◆ WHAT IS EXPECTED ◆
Locate each line with the string "在这次大会上" in the listing below and copy it.

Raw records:

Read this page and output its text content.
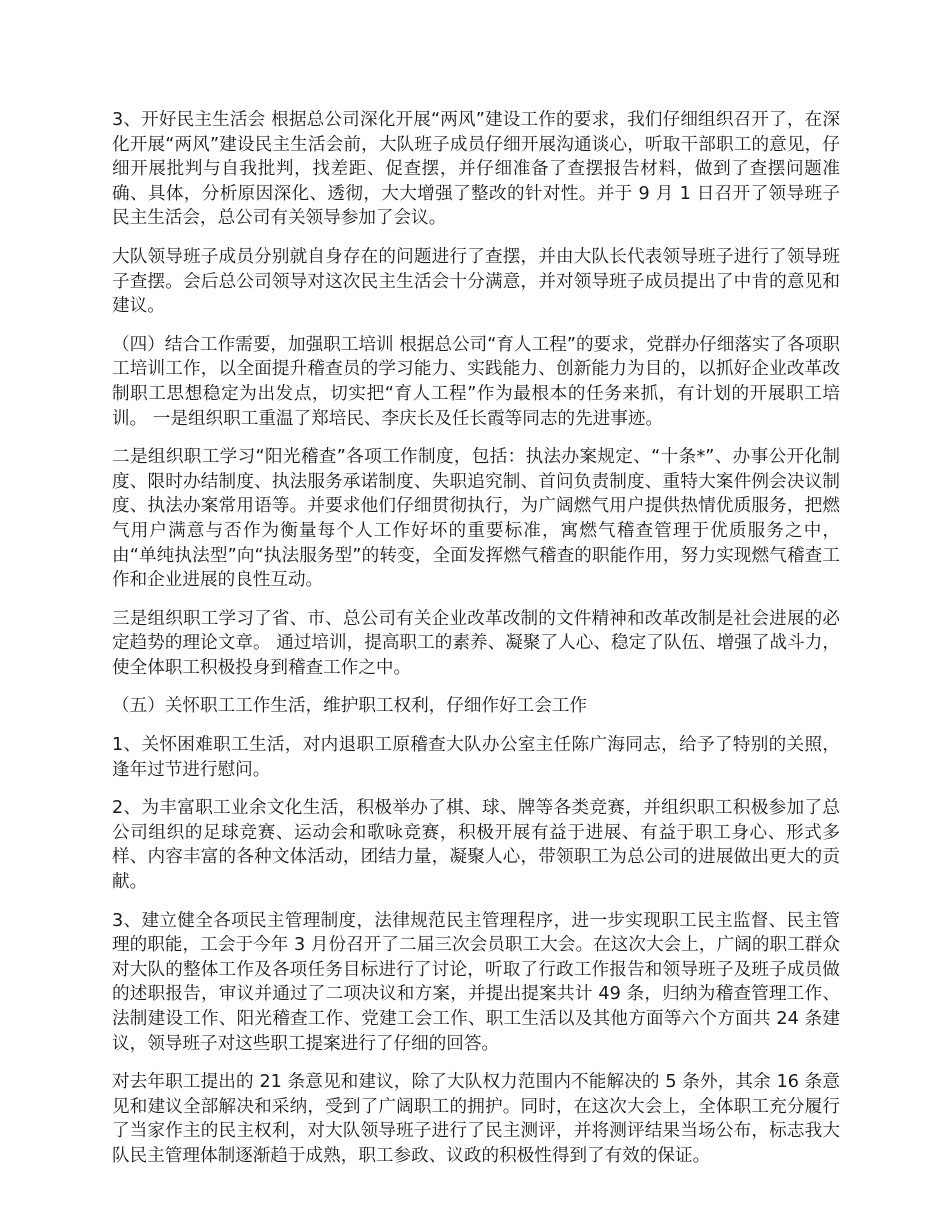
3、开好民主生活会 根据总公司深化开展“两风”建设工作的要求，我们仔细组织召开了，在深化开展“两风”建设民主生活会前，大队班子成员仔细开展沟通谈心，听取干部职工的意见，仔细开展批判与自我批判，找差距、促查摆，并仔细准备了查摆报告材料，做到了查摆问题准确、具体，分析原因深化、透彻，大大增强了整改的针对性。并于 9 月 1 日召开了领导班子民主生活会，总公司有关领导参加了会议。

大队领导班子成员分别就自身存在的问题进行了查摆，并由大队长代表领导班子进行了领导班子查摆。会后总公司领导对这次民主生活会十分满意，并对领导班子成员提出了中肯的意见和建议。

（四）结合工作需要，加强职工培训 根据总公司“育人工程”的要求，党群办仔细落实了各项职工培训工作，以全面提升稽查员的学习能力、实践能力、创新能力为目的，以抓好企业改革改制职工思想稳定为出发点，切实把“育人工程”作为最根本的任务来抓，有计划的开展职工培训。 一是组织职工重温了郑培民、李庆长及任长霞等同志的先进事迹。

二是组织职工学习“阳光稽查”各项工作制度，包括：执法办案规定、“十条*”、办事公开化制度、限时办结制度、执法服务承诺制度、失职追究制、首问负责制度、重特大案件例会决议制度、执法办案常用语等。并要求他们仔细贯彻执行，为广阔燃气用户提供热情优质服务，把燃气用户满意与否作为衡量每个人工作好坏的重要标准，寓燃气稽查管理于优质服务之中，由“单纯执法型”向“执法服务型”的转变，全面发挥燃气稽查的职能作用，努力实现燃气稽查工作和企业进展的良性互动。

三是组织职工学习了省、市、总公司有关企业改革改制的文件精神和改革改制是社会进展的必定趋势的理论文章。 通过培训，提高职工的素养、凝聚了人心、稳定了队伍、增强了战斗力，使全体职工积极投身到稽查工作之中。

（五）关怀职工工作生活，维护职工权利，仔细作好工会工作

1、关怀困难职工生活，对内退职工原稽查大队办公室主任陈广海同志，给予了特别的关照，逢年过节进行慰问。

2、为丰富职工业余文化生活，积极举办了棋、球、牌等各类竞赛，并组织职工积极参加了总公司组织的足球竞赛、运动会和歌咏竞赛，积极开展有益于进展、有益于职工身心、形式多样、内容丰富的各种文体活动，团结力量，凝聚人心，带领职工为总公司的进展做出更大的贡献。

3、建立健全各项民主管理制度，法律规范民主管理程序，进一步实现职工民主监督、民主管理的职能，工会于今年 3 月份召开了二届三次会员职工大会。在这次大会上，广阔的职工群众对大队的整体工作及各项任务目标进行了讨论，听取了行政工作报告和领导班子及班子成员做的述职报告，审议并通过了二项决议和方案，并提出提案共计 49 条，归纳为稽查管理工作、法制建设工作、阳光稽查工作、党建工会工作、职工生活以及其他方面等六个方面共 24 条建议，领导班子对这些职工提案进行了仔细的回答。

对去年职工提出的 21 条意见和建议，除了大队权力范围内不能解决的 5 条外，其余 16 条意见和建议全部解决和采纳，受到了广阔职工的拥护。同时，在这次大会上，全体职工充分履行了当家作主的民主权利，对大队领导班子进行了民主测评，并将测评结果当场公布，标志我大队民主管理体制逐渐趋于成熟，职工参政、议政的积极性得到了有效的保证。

---

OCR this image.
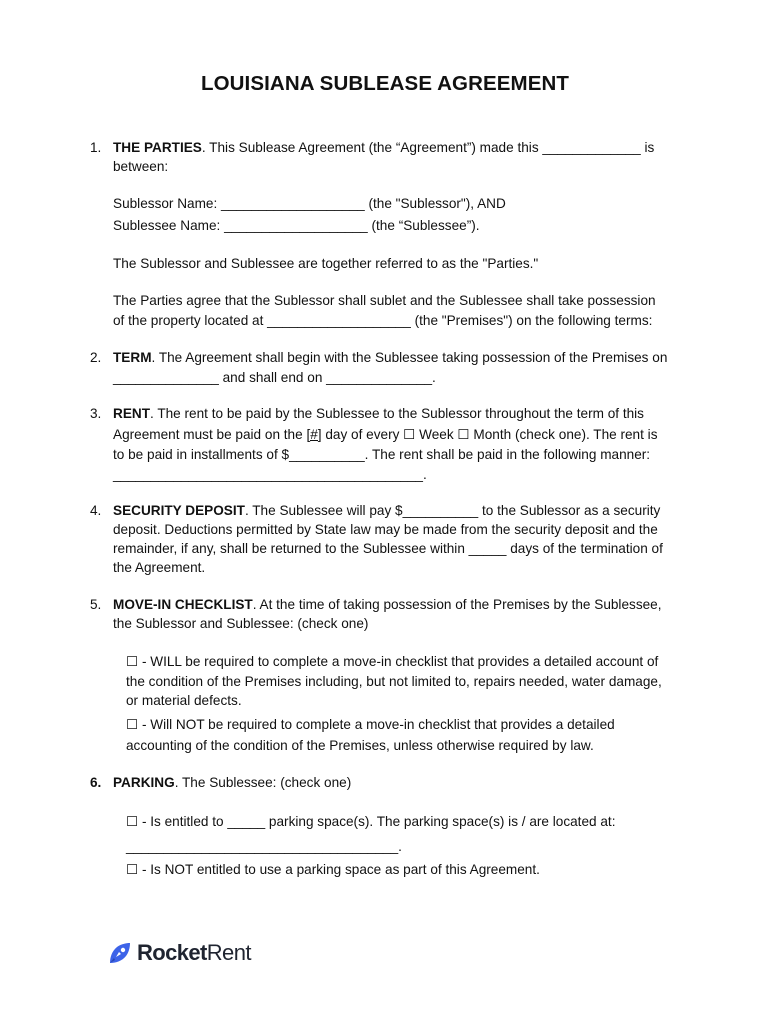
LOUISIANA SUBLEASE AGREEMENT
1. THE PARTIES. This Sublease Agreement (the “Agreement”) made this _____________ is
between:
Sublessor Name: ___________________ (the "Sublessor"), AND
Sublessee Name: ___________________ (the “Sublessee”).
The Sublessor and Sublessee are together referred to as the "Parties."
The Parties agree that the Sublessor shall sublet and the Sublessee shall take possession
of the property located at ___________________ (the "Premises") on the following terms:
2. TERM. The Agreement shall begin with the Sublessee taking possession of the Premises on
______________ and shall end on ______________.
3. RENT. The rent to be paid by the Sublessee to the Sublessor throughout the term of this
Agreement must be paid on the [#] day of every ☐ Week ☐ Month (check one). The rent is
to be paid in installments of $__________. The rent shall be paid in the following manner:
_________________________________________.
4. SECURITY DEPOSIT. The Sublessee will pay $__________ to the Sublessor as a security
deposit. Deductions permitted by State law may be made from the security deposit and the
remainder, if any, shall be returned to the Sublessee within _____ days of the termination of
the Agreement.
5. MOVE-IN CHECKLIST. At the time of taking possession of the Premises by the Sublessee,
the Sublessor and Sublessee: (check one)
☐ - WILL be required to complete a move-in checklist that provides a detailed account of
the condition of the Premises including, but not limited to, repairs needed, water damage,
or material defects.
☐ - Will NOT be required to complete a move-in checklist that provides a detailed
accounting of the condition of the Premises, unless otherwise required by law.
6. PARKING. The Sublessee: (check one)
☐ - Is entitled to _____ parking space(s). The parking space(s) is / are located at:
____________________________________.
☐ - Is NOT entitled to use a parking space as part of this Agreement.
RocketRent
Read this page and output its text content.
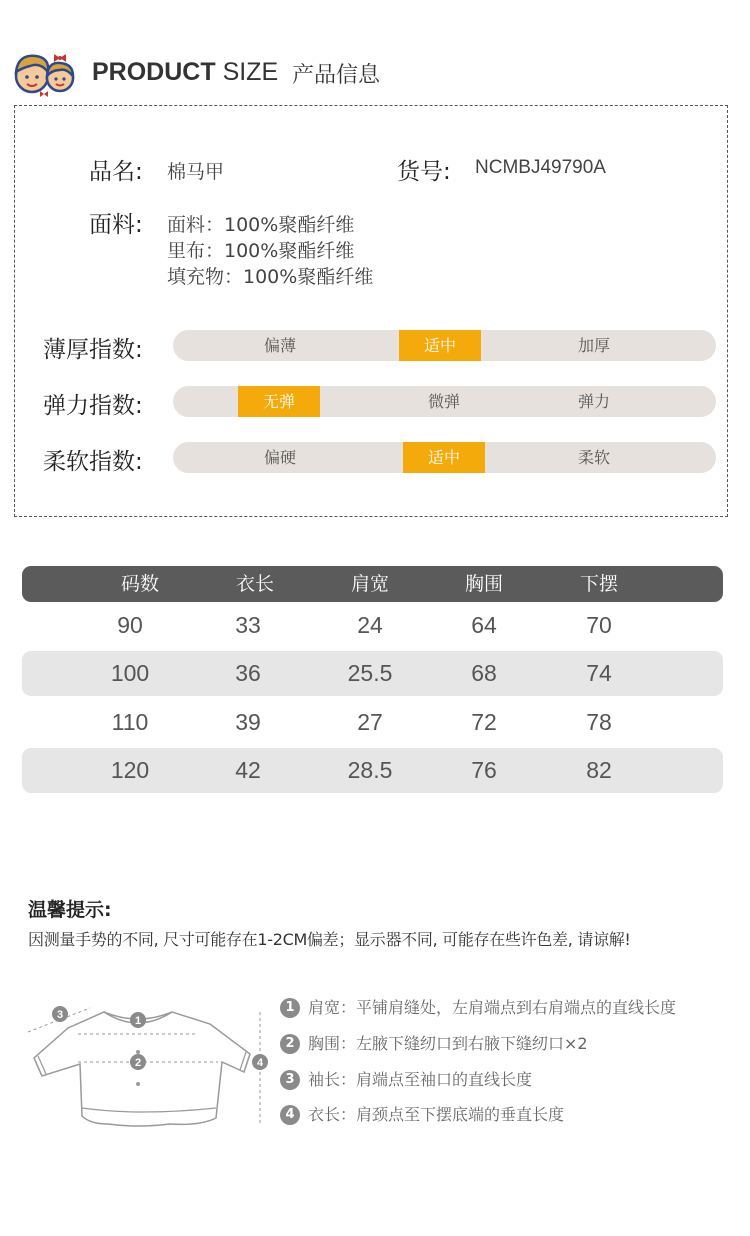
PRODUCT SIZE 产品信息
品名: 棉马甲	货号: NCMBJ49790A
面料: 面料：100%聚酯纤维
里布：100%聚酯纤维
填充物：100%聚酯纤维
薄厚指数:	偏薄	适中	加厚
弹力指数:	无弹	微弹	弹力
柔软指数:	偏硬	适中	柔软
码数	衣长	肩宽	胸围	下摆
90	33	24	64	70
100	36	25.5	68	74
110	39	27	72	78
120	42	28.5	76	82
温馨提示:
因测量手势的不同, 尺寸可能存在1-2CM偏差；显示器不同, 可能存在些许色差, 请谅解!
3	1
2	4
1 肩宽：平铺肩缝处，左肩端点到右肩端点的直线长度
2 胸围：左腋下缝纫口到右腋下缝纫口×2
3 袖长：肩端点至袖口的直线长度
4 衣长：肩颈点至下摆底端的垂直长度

◆ TASK RESULT ◆
3、建立健全各项民主管理制度，法律规范民主管理程序，进一步实现职工民主监督、民主管理的职能，工会于今年 3 月份召开了二届三次会员职工大会。在这次大会上，广阔的职工群众对大队的整体工作及各项任务目标进行了讨论，听取了行政工作报告和领导班子及班子成员做的述职报告，审议并通过了二项决议和方案，并提出提案共计 49 条，归纳为稽查管理工作、法制建设工作、阳光稽查工作、党建工会工作、职工生活以及其他方面等六个方面共 24 条建议，领导班子对这些职工提案进行了仔细的回答。
对去年职工提出的 21 条意见和建议，除了大队权力范围内不能解决的 5 条外，其余 16 条意见和建议全部解决和采纳，受到了广阔职工的拥护。同时，在这次大会上，全体职工充分履行了当家作主的民主权利，对大队领导班子进行了民主测评，并将测评结果当场公布，标志我大队民主管理体制逐渐趋于成熟，职工参政、议政的积极性得到了有效的保证。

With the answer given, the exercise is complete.